Task to complete:
Reproduce all records verbatim.

Dataset rows:
━━━━━━

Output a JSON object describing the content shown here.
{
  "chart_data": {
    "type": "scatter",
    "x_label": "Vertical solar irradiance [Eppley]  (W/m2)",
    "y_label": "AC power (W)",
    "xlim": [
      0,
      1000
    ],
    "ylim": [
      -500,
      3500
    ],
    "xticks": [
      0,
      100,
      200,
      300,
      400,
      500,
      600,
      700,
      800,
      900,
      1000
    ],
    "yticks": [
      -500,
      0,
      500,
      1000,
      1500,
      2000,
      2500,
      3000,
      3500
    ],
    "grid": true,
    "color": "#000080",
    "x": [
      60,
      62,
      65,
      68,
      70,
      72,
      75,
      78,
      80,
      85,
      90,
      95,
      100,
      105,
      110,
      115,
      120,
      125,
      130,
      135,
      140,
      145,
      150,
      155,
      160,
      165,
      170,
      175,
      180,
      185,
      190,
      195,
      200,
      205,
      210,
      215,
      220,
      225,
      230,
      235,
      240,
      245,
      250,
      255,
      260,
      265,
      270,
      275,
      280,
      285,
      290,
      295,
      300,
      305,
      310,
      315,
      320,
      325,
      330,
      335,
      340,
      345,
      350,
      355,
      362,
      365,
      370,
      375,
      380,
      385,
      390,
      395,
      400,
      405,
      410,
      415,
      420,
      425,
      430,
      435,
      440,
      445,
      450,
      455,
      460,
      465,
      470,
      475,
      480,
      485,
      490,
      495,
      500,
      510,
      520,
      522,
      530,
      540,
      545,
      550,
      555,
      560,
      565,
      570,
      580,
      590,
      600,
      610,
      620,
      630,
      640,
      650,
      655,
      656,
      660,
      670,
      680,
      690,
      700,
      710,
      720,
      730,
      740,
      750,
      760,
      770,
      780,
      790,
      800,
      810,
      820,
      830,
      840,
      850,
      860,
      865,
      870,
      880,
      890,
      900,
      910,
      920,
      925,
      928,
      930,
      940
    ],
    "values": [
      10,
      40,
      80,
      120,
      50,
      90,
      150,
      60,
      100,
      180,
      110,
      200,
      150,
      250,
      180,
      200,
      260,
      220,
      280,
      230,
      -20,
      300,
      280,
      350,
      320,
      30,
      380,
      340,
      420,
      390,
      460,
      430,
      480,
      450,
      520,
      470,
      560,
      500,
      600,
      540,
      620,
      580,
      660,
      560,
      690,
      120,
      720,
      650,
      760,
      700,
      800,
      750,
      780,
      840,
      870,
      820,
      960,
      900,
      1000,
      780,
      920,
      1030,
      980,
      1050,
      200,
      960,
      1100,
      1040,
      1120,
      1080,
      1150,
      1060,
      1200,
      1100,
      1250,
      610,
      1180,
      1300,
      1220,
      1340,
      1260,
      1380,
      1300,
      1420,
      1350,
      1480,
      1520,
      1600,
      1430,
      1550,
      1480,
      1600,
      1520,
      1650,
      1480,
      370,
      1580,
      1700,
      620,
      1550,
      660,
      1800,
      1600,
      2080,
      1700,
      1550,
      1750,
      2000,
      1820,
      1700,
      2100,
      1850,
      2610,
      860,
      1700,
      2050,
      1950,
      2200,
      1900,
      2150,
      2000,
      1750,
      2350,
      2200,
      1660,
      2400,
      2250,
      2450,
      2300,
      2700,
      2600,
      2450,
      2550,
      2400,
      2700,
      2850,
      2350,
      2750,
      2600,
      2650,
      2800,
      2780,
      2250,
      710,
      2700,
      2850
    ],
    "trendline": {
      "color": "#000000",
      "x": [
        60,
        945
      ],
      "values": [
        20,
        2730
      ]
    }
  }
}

━━━━━━

Written solution:
Output a JSON object describing the content shown here.
{
  "chart_data": {
    "type": "scatter",
    "x_label": "Vertical solar irradiance [Eppley]  (W/m2)",
    "y_label": "AC power (W)",
    "xlim": [
      0,
      1000
    ],
    "ylim": [
      -500,
      3500
    ],
    "xticks": [
      0,
      100,
      200,
      300,
      400,
      500,
      600,
      700,
      800,
      900,
      1000
    ],
    "yticks": [
      -500,
      0,
      500,
      1000,
      1500,
      2000,
      2500,
      3000,
      3500
    ],
    "grid": true,
    "color": "#000080",
    "x": [
      60,
      62,
      65,
      68,
      70,
      72,
      75,
      78,
      80,
      85,
      90,
      95,
      100,
      105,
      110,
      115,
      120,
      125,
      130,
      135,
      140,
      145,
      150,
      155,
      160,
      165,
      170,
      175,
      180,
      185,
      190,
      195,
      200,
      205,
      210,
      215,
      220,
      225,
      230,
      235,
      240,
      245,
      250,
      255,
      260,
      265,
      270,
      275,
      280,
      285,
      290,
      295,
      300,
      305,
      310,
      315,
      320,
      325,
      330,
      335,
      340,
      345,
      350,
      355,
      362,
      365,
      370,
      375,
      380,
      385,
      390,
      395,
      400,
      405,
      410,
      415,
      420,
      425,
      430,
      435,
      440,
      445,
      450,
      455,
      460,
      465,
      470,
      475,
      480,
      485,
      490,
      495,
      500,
      510,
      520,
      522,
      530,
      540,
      545,
      550,
      555,
      560,
      565,
      570,
      580,
      590,
      600,
      610,
      620,
      630,
      640,
      650,
      655,
      656,
      660,
      670,
      680,
      690,
      700,
      710,
      720,
      730,
      740,
      750,
      760,
      770,
      780,
      790,
      800,
      810,
      820,
      830,
      840,
      850,
      860,
      865,
      870,
      880,
      890,
      900,
      910,
      920,
      925,
      928,
      930,
      940
    ],
    "values": [
      10,
      40,
      80,
      120,
      50,
      90,
      150,
      60,
      100,
      180,
      110,
      200,
      150,
      250,
      180,
      200,
      260,
      220,
      280,
      230,
      -20,
      300,
      280,
      350,
      320,
      30,
      380,
      340,
      420,
      390,
      460,
      430,
      480,
      450,
      520,
      470,
      560,
      500,
      600,
      540,
      620,
      580,
      660,
      560,
      690,
      120,
      720,
      650,
      760,
      700,
      800,
      750,
      780,
      840,
      870,
      820,
      960,
      900,
      1000,
      780,
      920,
      1030,
      980,
      1050,
      200,
      960,
      1100,
      1040,
      1120,
      1080,
      1150,
      1060,
      1200,
      1100,
      1250,
      610,
      1180,
      1300,
      1220,
      1340,
      1260,
      1380,
      1300,
      1420,
      1350,
      1480,
      1520,
      1600,
      1430,
      1550,
      1480,
      1600,
      1520,
      1650,
      1480,
      370,
      1580,
      1700,
      620,
      1550,
      660,
      1800,
      1600,
      2080,
      1700,
      1550,
      1750,
      2000,
      1820,
      1700,
      2100,
      1850,
      2610,
      860,
      1700,
      2050,
      1950,
      2200,
      1900,
      2150,
      2000,
      1750,
      2350,
      2200,
      1660,
      2400,
      2250,
      2450,
      2300,
      2700,
      2600,
      2450,
      2550,
      2400,
      2700,
      2850,
      2350,
      2750,
      2600,
      2650,
      2800,
      2780,
      2250,
      710,
      2700,
      2850
    ],
    "trendline": {
      "color": "#000000",
      "x": [
        60,
        945
      ],
      "values": [
        20,
        2730
      ]
    }
  }
}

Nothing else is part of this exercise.